• _Supplied material_:
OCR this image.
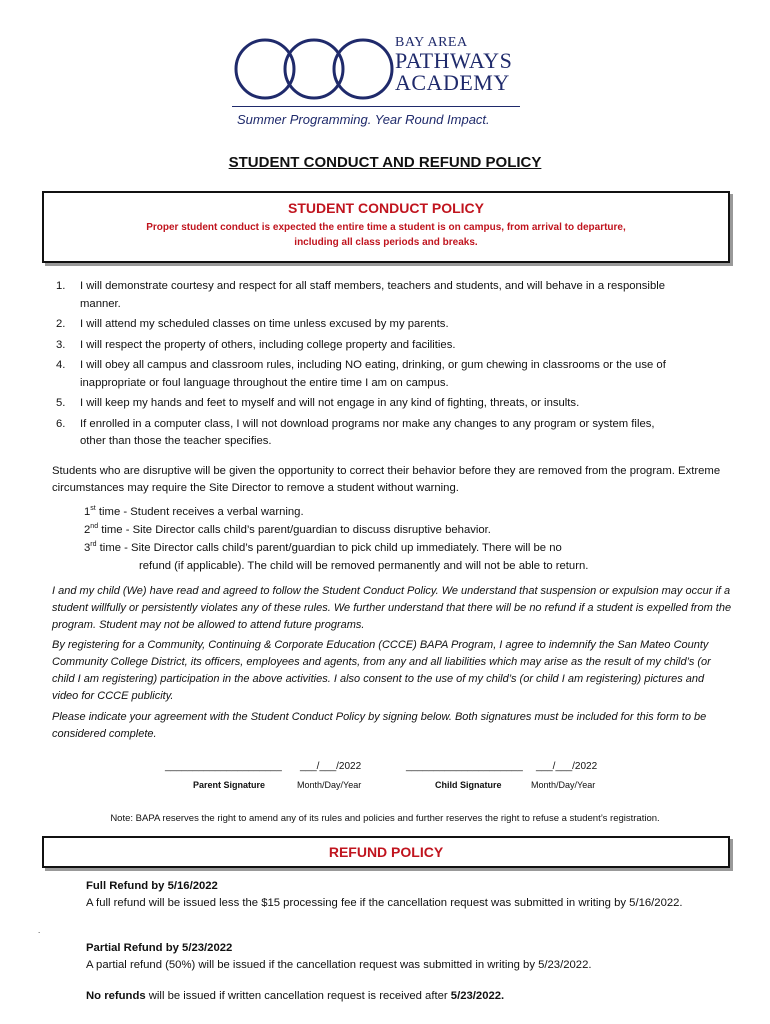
BAY AREA
PATHWAYS
ACADEMY
Summer Programming. Year Round Impact.
STUDENT CONDUCT AND REFUND POLICY
STUDENT CONDUCT POLICY
Proper student conduct is expected the entire time a student is on campus, from arrival to departure,
including all class periods and breaks.
1. I will demonstrate courtesy and respect for all staff members, teachers and students, and will behave in a responsible manner.
2. I will attend my scheduled classes on time unless excused by my parents.
3. I will respect the property of others, including college property and facilities.
4. I will obey all campus and classroom rules, including NO eating, drinking, or gum chewing in classrooms or the use of inappropriate or foul language throughout the entire time I am on campus.
5. I will keep my hands and feet to myself and will not engage in any kind of fighting, threats, or insults.
6. If enrolled in a computer class, I will not download programs nor make any changes to any program or system files, other than those the teacher specifies.
Students who are disruptive will be given the opportunity to correct their behavior before they are removed from the program. Extreme circumstances may require the Site Director to remove a student without warning.
1st time - Student receives a verbal warning.
2nd time - Site Director calls child’s parent/guardian to discuss disruptive behavior.
3rd time - Site Director calls child’s parent/guardian to pick child up immediately. There will be no
refund (if applicable). The child will be removed permanently and will not be able to return.
I and my child (We) have read and agreed to follow the Student Conduct Policy. We understand that suspension or expulsion may occur if a student willfully or persistently violates any of these rules. We further understand that there will be no refund if a student is expelled from the program. Student may not be allowed to attend future programs.
By registering for a Community, Continuing & Corporate Education (CCCE) BAPA Program, I agree to indemnify the San Mateo County Community College District, its officers, employees and agents, from any and all liabilities which may arise as the result of my child’s (or child I am registering) participation in the above activities. I also consent to the use of my child’s (or child I am registering) pictures and video for CCCE publicity.
Please indicate your agreement with the Student Conduct Policy by signing below. Both signatures must be included for this form to be considered complete.
_____________________ ___/___/2022
Parent Signature	Month/Day/Year
_____________________ ___/___/2022
Child Signature	Month/Day/Year
Note: BAPA reserves the right to amend any of its rules and policies and further reserves the right to refuse a student’s registration.
REFUND POLICY
Full Refund by 5/16/2022
A full refund will be issued less the $15 processing fee if the cancellation request was submitted in writing by 5/16/2022.
.
Partial Refund by 5/23/2022
A partial refund (50%) will be issued if the cancellation request was submitted in writing by 5/23/2022.
No refunds will be issued if written cancellation request is received after 5/23/2022.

• _Goal_: Retype the whole listing, keeping every line identical and omitting all pictures.

• _Answer to this problem_:
OCR this image.
BAY AREA
PATHWAYS
ACADEMY
Summer Programming. Year Round Impact.
STUDENT CONDUCT AND REFUND POLICY
STUDENT CONDUCT POLICY
Proper student conduct is expected the entire time a student is on campus, from arrival to departure,
including all class periods and breaks.
1. I will demonstrate courtesy and respect for all staff members, teachers and students, and will behave in a responsible manner.
2. I will attend my scheduled classes on time unless excused by my parents.
3. I will respect the property of others, including college property and facilities.
4. I will obey all campus and classroom rules, including NO eating, drinking, or gum chewing in classrooms or the use of inappropriate or foul language throughout the entire time I am on campus.
5. I will keep my hands and feet to myself and will not engage in any kind of fighting, threats, or insults.
6. If enrolled in a computer class, I will not download programs nor make any changes to any program or system files, other than those the teacher specifies.
Students who are disruptive will be given the opportunity to correct their behavior before they are removed from the program. Extreme circumstances may require the Site Director to remove a student without warning.
1st time - Student receives a verbal warning.
2nd time - Site Director calls child’s parent/guardian to discuss disruptive behavior.
3rd time - Site Director calls child’s parent/guardian to pick child up immediately. There will be no
refund (if applicable). The child will be removed permanently and will not be able to return.
I and my child (We) have read and agreed to follow the Student Conduct Policy. We understand that suspension or expulsion may occur if a student willfully or persistently violates any of these rules. We further understand that there will be no refund if a student is expelled from the program. Student may not be allowed to attend future programs.
By registering for a Community, Continuing & Corporate Education (CCCE) BAPA Program, I agree to indemnify the San Mateo County Community College District, its officers, employees and agents, from any and all liabilities which may arise as the result of my child’s (or child I am registering) participation in the above activities. I also consent to the use of my child’s (or child I am registering) pictures and video for CCCE publicity.
Please indicate your agreement with the Student Conduct Policy by signing below. Both signatures must be included for this form to be considered complete.
_____________________ ___/___/2022
Parent Signature	Month/Day/Year
_____________________ ___/___/2022
Child Signature	Month/Day/Year
Note: BAPA reserves the right to amend any of its rules and policies and further reserves the right to refuse a student’s registration.
REFUND POLICY
Full Refund by 5/16/2022
A full refund will be issued less the $15 processing fee if the cancellation request was submitted in writing by 5/16/2022.
.
Partial Refund by 5/23/2022
A partial refund (50%) will be issued if the cancellation request was submitted in writing by 5/23/2022.
No refunds will be issued if written cancellation request is received after 5/23/2022.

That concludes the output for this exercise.